| EXERCISE BRIEF |
In the material below, identify each line bearing the word "subtitle". Reproduce those lines.
>> begin GIVEN DATA
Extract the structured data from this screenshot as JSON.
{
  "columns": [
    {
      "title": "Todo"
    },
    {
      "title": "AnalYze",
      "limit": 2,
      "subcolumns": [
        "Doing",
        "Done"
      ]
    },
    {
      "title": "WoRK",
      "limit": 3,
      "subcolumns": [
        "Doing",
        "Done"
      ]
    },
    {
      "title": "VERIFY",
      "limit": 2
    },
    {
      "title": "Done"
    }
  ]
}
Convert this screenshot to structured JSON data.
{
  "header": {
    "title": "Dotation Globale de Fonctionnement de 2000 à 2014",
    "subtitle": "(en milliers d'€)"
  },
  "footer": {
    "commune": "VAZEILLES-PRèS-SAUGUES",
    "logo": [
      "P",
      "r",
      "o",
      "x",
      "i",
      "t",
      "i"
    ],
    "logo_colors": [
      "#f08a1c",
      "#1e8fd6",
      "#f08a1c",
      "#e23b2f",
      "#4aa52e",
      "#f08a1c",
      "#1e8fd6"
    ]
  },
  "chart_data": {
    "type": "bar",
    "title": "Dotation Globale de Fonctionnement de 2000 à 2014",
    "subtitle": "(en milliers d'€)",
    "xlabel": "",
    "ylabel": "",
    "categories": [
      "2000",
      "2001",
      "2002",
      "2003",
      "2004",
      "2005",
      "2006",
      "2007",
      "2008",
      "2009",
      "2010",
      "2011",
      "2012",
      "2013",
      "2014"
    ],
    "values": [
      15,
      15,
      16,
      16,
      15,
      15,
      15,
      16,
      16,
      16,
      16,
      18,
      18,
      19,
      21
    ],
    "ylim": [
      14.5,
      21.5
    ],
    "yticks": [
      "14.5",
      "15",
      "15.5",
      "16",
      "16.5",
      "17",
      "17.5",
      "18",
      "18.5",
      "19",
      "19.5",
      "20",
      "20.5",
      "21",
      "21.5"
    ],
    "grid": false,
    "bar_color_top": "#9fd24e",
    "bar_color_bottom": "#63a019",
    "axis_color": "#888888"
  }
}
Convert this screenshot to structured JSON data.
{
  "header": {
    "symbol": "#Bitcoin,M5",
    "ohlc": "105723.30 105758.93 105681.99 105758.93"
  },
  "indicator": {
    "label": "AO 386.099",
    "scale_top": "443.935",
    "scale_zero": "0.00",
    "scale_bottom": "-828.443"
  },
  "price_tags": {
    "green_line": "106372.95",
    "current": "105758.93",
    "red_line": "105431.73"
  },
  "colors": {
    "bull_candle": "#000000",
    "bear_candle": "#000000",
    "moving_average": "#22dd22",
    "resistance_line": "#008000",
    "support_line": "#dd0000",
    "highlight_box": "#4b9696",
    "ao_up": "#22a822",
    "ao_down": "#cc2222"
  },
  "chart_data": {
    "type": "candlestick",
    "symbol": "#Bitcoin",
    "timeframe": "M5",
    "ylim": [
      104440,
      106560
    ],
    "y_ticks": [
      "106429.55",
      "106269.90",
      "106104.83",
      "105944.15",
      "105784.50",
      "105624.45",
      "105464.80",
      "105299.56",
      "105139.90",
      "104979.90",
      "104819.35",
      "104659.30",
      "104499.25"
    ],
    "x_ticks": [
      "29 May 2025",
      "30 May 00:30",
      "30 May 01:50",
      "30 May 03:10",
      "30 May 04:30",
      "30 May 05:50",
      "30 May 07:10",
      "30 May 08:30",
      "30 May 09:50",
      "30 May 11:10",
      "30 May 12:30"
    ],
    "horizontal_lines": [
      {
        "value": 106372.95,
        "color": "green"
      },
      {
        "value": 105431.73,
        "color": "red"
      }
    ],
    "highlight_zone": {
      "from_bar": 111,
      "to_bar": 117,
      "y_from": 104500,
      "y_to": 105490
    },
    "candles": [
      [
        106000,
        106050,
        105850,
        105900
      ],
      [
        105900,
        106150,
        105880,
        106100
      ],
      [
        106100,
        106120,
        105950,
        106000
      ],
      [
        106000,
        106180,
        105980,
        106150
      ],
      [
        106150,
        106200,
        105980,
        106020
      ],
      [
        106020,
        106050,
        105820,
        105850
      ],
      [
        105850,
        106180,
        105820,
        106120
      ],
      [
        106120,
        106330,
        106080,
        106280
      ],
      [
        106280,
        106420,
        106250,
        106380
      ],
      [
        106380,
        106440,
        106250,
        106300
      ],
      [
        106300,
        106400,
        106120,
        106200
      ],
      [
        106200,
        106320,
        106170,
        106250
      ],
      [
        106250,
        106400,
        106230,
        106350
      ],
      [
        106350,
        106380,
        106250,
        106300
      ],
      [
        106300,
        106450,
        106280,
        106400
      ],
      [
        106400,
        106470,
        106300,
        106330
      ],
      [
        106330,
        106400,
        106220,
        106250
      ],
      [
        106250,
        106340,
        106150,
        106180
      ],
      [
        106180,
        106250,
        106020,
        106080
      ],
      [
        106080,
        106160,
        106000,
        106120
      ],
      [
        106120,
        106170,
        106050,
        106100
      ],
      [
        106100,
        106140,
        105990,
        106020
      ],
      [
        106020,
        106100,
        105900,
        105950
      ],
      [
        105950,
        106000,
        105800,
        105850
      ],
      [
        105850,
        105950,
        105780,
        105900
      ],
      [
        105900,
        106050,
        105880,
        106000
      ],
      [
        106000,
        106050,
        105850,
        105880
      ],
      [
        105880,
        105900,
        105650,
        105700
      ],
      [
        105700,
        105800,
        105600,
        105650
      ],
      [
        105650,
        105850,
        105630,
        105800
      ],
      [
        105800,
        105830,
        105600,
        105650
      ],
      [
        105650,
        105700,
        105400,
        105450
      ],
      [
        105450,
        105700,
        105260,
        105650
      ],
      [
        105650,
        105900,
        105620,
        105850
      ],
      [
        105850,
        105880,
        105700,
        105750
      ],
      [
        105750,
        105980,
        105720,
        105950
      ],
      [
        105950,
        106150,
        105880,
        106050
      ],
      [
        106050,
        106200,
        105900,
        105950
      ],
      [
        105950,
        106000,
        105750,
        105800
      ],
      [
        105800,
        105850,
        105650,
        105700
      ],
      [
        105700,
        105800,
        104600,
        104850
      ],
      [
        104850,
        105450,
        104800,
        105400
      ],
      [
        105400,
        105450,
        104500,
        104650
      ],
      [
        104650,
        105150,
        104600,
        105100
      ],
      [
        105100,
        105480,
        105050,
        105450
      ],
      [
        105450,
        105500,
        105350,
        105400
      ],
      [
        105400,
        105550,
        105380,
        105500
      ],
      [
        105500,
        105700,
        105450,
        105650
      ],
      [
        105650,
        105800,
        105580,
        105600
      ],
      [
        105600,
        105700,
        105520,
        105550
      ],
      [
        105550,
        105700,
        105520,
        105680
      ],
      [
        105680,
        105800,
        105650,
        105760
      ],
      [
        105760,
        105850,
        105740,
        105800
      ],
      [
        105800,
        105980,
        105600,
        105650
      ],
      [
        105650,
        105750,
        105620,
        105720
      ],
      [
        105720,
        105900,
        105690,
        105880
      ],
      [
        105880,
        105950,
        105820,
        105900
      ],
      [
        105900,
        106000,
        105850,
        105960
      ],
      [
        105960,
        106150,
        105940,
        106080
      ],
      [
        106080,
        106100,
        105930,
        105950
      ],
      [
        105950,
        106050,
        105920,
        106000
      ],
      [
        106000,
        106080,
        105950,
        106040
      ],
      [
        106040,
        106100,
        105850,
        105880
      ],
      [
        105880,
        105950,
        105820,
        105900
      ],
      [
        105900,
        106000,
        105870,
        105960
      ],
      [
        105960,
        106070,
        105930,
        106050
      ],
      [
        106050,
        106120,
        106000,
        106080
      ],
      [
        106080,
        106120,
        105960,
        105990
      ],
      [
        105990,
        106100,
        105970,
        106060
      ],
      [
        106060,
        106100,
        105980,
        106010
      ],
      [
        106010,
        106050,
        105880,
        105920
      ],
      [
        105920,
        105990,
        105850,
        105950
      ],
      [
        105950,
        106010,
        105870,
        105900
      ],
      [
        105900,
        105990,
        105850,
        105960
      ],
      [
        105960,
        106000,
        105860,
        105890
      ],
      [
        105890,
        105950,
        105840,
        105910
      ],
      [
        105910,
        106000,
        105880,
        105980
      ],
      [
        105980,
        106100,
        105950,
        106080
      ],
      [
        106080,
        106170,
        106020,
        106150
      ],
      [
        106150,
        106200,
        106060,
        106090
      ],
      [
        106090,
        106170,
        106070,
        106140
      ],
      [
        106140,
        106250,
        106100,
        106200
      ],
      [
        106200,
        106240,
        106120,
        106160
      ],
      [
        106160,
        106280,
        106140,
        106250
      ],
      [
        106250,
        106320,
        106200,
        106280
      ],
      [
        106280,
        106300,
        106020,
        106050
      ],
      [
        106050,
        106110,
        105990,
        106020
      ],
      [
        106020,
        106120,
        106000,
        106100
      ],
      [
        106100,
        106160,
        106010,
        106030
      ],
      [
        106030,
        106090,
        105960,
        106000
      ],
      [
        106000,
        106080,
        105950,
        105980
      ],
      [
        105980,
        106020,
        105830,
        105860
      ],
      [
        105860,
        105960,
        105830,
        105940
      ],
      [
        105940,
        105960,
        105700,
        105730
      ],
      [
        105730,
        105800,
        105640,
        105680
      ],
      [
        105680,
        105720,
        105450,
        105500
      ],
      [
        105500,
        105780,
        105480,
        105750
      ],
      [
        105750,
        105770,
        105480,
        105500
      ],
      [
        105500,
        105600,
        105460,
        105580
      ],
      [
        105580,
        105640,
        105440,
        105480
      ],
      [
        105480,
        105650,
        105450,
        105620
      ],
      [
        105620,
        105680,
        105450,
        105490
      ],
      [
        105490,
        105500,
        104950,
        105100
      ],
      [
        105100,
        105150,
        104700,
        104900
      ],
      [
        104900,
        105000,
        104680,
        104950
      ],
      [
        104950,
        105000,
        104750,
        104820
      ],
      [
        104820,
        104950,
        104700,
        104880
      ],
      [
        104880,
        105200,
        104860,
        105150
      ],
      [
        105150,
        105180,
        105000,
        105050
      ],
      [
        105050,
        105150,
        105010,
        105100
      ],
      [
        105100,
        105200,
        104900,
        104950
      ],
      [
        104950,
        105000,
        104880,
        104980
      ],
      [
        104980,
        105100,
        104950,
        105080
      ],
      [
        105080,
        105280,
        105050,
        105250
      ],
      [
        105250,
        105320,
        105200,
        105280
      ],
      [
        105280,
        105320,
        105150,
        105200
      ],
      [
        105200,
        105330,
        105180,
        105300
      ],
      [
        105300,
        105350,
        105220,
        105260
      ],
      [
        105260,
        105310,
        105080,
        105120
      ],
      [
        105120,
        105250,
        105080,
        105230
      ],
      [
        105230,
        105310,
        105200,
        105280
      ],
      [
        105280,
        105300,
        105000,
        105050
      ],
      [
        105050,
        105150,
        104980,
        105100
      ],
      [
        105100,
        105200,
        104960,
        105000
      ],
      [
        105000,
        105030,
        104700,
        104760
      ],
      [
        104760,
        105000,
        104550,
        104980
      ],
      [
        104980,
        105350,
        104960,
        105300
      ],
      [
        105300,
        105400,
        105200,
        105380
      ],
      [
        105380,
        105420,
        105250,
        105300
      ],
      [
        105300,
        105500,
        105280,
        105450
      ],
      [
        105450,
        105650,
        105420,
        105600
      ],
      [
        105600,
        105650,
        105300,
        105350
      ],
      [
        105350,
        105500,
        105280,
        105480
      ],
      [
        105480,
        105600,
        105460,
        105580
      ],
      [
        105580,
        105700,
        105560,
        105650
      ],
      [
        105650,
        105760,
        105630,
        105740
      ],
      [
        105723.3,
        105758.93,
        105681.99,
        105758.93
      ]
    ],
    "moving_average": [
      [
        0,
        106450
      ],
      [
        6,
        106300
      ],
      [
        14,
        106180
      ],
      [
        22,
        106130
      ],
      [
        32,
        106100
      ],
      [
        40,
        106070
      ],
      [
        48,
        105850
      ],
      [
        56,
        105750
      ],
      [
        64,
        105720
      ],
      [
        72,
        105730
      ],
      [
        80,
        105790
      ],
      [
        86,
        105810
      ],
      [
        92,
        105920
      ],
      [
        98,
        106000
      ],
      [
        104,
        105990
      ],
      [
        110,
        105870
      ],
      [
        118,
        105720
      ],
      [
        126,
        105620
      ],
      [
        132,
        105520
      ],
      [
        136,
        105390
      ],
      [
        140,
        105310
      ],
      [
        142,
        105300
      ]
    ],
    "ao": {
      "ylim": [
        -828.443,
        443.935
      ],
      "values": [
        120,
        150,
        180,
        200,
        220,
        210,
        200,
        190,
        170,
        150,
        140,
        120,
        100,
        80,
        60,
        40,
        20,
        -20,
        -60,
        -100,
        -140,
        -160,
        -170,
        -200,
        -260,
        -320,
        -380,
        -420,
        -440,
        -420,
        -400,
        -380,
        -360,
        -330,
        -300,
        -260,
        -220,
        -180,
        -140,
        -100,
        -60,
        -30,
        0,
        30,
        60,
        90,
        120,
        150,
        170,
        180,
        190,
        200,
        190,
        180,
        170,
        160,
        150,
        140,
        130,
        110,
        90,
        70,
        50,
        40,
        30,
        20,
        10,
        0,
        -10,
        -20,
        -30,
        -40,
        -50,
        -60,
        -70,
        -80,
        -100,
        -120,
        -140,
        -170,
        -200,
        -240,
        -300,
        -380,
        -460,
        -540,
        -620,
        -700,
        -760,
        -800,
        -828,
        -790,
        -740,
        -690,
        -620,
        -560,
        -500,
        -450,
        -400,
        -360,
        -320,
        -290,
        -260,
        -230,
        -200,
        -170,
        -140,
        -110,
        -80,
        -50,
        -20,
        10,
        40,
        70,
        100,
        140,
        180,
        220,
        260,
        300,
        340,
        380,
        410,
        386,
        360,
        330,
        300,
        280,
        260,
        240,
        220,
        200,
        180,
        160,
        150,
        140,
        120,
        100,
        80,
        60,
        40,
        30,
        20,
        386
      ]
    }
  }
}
>> end GIVEN DATA
| FINAL ANSWER |
    "subtitle": "(en milliers d'€)"
    "subtitle": "(en milliers d'€)",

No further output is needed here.